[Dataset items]
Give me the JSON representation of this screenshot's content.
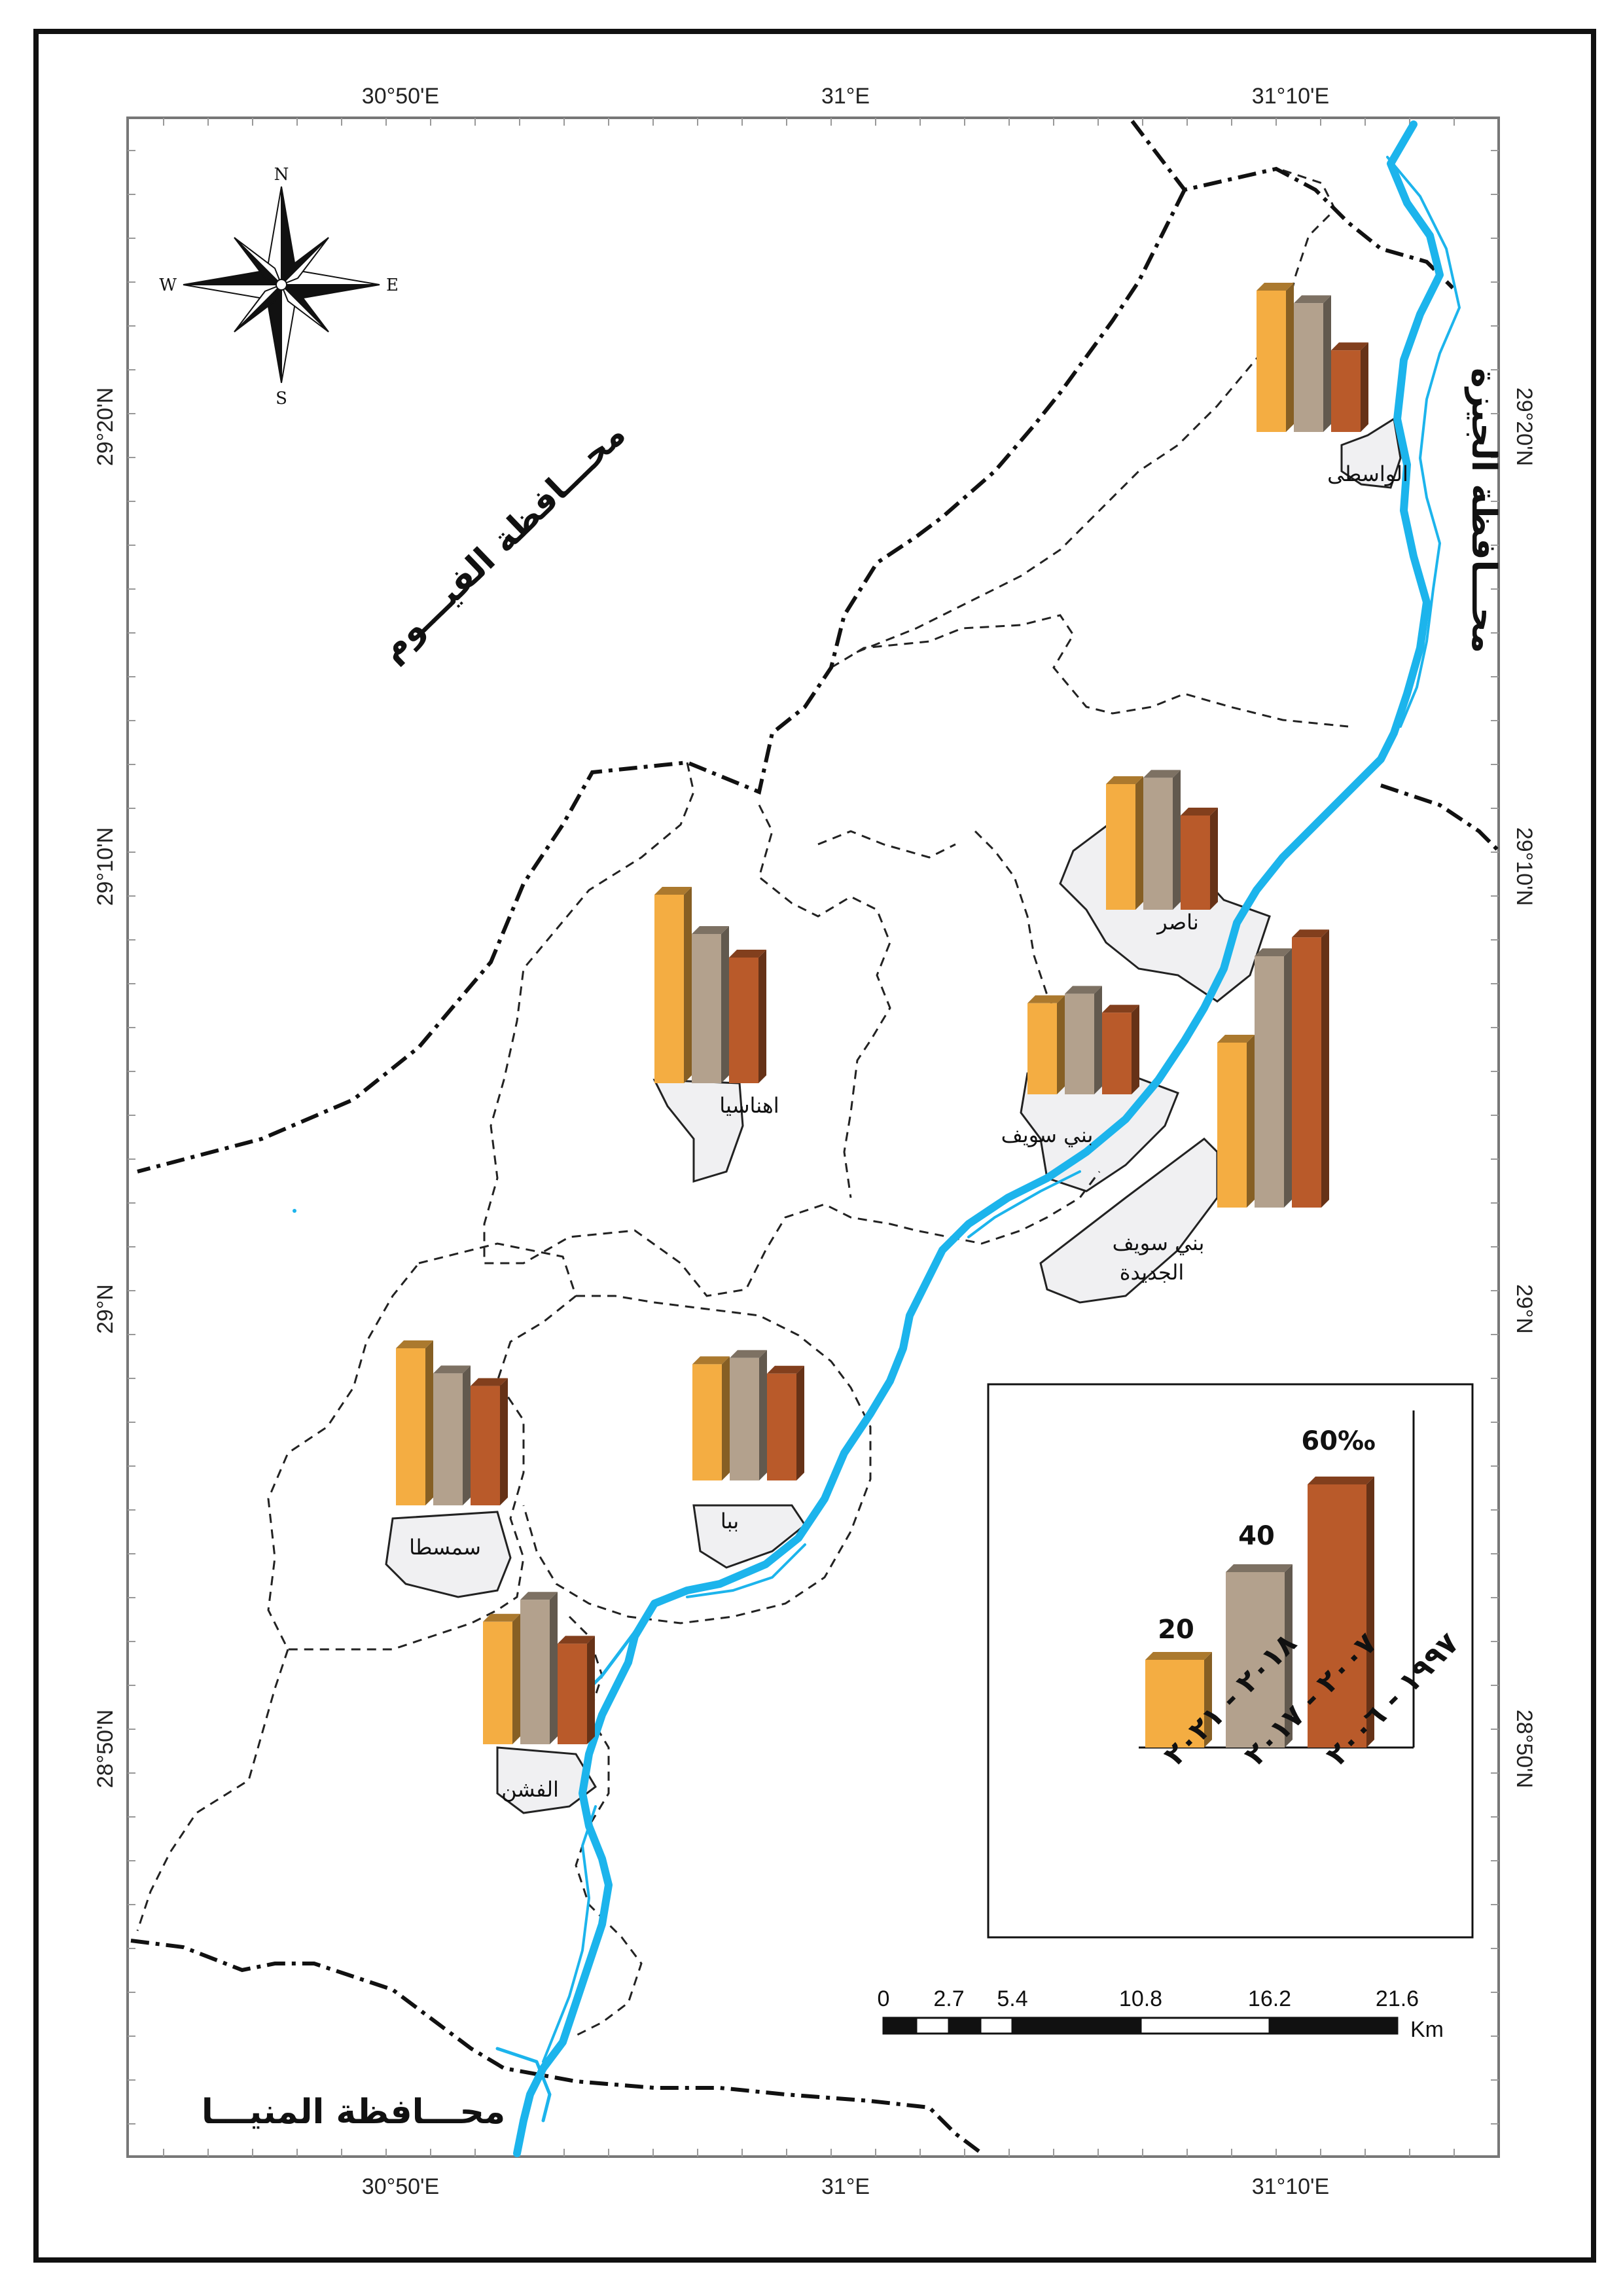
{
  "coordinates": {
    "lon_labels": [
      "30°50'E",
      "31°E",
      "31°10'E"
    ],
    "lat_labels": [
      "29°20'N",
      "29°10'N",
      "29°N",
      "28°50'N"
    ]
  },
  "compass": {
    "n": "N",
    "s": "S",
    "e": "E",
    "w": "W"
  },
  "governorates": {
    "fayoum": "محـــافظة الفيـــوم",
    "giza": "محـــافظة الجيزة",
    "minya": "محـــافظة المنيـــا"
  },
  "towns": [
    {
      "id": "wasta",
      "name": "الواسطى",
      "values": [
        0.9,
        0.82,
        0.52
      ]
    },
    {
      "id": "nasser",
      "name": "ناصر",
      "values": [
        0.8,
        0.84,
        0.6
      ]
    },
    {
      "id": "ihnasia",
      "name": "اهناسيا",
      "values": [
        1.2,
        0.95,
        0.8
      ]
    },
    {
      "id": "benisuef",
      "name": "بني سويف",
      "values": [
        0.58,
        0.64,
        0.52
      ]
    },
    {
      "id": "newbenisuef",
      "name_lines": [
        "بني سويف",
        "الجديدة"
      ],
      "values": [
        1.05,
        1.6,
        1.72
      ]
    },
    {
      "id": "somosta",
      "name": "سمسطا",
      "values": [
        1.0,
        0.84,
        0.76
      ]
    },
    {
      "id": "biba",
      "name": "ببا",
      "values": [
        0.74,
        0.78,
        0.68
      ]
    },
    {
      "id": "fashn",
      "name": "الفشن",
      "values": [
        0.78,
        0.92,
        0.64
      ]
    }
  ],
  "legend": {
    "bars": [
      {
        "value_label": "20",
        "value": 20,
        "color": "#f4ad42"
      },
      {
        "value_label": "40",
        "value": 40,
        "color": "#b3a18d"
      },
      {
        "value_label": "60‰",
        "value": 60,
        "color": "#b95a2a"
      }
    ],
    "periods": [
      "٢٠١٨ - ٢٠٢١",
      "٢٠٠٧ - ٢٠١٧",
      "١٩٩٧ - ٢٠٠٦"
    ]
  },
  "scale_bar": {
    "ticks": [
      "0",
      "2.7",
      "5.4",
      "10.8",
      "16.2",
      "21.6"
    ],
    "unit": "Km"
  },
  "colors": {
    "river": "#1cb4ec",
    "bar_period_1": "#f4ad42",
    "bar_period_2": "#b3a18d",
    "bar_period_3": "#b95a2a",
    "urban_fill": "#f0f0f2"
  }
}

■ **WHAT YOU NEED TO DO**
Pictures excluded, quote all the data above exactly.

■ **SOLUTION TO THE PROBLEM**
Give me the JSON representation of this screenshot's content.
{
  "coordinates": {
    "lon_labels": [
      "30°50'E",
      "31°E",
      "31°10'E"
    ],
    "lat_labels": [
      "29°20'N",
      "29°10'N",
      "29°N",
      "28°50'N"
    ]
  },
  "compass": {
    "n": "N",
    "s": "S",
    "e": "E",
    "w": "W"
  },
  "governorates": {
    "fayoum": "محـــافظة الفيـــوم",
    "giza": "محـــافظة الجيزة",
    "minya": "محـــافظة المنيـــا"
  },
  "towns": [
    {
      "id": "wasta",
      "name": "الواسطى",
      "values": [
        0.9,
        0.82,
        0.52
      ]
    },
    {
      "id": "nasser",
      "name": "ناصر",
      "values": [
        0.8,
        0.84,
        0.6
      ]
    },
    {
      "id": "ihnasia",
      "name": "اهناسيا",
      "values": [
        1.2,
        0.95,
        0.8
      ]
    },
    {
      "id": "benisuef",
      "name": "بني سويف",
      "values": [
        0.58,
        0.64,
        0.52
      ]
    },
    {
      "id": "newbenisuef",
      "name_lines": [
        "بني سويف",
        "الجديدة"
      ],
      "values": [
        1.05,
        1.6,
        1.72
      ]
    },
    {
      "id": "somosta",
      "name": "سمسطا",
      "values": [
        1.0,
        0.84,
        0.76
      ]
    },
    {
      "id": "biba",
      "name": "ببا",
      "values": [
        0.74,
        0.78,
        0.68
      ]
    },
    {
      "id": "fashn",
      "name": "الفشن",
      "values": [
        0.78,
        0.92,
        0.64
      ]
    }
  ],
  "legend": {
    "bars": [
      {
        "value_label": "20",
        "value": 20,
        "color": "#f4ad42"
      },
      {
        "value_label": "40",
        "value": 40,
        "color": "#b3a18d"
      },
      {
        "value_label": "60‰",
        "value": 60,
        "color": "#b95a2a"
      }
    ],
    "periods": [
      "٢٠١٨ - ٢٠٢١",
      "٢٠٠٧ - ٢٠١٧",
      "١٩٩٧ - ٢٠٠٦"
    ]
  },
  "scale_bar": {
    "ticks": [
      "0",
      "2.7",
      "5.4",
      "10.8",
      "16.2",
      "21.6"
    ],
    "unit": "Km"
  },
  "colors": {
    "river": "#1cb4ec",
    "bar_period_1": "#f4ad42",
    "bar_period_2": "#b3a18d",
    "bar_period_3": "#b95a2a",
    "urban_fill": "#f0f0f2"
  }
}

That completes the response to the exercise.